EXCERPTED RECORDS:
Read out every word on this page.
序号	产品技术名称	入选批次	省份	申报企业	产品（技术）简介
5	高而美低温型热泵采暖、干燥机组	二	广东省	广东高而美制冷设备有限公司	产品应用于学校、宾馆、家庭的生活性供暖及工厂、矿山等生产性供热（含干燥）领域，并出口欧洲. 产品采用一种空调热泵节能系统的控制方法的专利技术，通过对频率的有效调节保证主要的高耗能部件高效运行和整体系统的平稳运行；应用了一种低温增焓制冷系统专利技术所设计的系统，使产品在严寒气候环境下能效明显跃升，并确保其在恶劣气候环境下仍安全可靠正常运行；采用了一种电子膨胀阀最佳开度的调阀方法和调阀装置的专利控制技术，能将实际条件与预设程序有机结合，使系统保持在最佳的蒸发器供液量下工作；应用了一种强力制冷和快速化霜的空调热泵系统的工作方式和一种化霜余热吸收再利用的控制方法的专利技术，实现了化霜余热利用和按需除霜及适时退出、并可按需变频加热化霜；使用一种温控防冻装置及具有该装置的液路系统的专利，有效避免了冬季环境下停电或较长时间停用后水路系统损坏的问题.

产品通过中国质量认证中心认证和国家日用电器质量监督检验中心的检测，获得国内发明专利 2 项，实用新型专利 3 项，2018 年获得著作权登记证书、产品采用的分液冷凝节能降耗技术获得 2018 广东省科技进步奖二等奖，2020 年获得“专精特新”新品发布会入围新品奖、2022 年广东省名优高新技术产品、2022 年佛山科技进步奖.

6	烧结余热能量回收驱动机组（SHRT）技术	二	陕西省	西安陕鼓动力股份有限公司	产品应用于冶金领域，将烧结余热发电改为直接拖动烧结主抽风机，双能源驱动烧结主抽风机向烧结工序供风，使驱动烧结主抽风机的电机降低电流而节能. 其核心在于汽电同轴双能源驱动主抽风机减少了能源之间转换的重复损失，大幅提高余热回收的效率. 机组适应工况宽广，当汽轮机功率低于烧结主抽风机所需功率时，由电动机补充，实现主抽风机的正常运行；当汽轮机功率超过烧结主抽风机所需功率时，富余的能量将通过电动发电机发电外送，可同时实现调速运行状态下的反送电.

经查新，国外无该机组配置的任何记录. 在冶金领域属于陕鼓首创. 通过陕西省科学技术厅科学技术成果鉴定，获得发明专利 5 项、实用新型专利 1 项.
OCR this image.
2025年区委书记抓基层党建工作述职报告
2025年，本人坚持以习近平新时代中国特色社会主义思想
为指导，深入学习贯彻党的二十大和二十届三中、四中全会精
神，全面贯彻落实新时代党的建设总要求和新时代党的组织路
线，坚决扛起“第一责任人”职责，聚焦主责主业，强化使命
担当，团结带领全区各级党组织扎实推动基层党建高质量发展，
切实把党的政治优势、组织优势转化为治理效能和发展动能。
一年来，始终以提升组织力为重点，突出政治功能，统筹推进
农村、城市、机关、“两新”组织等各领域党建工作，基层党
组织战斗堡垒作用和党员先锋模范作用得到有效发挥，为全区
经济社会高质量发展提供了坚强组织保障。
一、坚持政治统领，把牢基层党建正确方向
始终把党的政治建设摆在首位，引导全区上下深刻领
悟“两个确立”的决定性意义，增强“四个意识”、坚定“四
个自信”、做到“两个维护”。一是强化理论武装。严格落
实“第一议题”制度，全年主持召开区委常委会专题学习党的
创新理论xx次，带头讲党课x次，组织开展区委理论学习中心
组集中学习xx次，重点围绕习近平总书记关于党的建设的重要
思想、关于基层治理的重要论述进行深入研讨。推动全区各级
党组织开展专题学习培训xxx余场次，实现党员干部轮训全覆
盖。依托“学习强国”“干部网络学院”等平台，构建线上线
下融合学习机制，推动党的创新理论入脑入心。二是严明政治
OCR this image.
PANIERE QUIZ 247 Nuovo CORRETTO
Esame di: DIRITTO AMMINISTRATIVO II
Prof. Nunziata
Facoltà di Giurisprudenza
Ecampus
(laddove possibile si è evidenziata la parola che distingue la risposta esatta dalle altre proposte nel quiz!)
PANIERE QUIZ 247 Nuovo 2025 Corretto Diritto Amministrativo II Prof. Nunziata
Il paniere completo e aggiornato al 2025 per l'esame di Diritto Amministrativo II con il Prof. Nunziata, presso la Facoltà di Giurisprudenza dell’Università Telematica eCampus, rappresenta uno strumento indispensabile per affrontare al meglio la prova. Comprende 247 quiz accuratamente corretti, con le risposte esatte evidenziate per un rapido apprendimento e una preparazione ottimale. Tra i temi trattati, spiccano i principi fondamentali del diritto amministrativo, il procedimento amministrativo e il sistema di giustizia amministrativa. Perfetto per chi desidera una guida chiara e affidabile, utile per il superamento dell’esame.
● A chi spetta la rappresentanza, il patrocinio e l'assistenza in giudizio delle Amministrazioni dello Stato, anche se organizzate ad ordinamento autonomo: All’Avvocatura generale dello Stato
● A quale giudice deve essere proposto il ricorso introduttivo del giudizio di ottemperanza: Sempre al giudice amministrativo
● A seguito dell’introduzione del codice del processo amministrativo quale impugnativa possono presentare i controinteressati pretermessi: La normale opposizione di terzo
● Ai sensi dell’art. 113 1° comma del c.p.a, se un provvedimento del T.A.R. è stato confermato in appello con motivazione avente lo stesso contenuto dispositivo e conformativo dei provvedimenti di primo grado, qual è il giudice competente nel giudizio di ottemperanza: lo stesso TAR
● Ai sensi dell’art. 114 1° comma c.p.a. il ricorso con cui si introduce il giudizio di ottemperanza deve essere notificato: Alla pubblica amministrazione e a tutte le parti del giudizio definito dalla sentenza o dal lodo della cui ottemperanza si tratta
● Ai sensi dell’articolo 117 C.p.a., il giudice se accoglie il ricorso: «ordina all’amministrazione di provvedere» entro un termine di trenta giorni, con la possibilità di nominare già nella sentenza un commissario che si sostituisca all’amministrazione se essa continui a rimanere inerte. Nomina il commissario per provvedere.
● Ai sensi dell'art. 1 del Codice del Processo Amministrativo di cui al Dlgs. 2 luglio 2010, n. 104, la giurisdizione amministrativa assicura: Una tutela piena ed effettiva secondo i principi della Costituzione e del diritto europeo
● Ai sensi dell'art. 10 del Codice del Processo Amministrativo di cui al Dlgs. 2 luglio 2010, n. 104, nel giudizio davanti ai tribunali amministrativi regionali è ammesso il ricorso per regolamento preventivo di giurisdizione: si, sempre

DIRECTIONS: Track down every line holding the string "giurisdizione" and copy it.

TASK SOLUTION:
● Ai sensi dell'art. 1 del Codice del Processo Amministrativo di cui al Dlgs. 2 luglio 2010, n. 104, la giurisdizione amministrativa assicura: Una tutela piena ed effettiva secondo i principi della Costituzione e del diritto europeo
● Ai sensi dell'art. 10 del Codice del Processo Amministrativo di cui al Dlgs. 2 luglio 2010, n. 104, nel giudizio davanti ai tribunali amministrativi regionali è ammesso il ricorso per regolamento preventivo di giurisdizione: si, sempre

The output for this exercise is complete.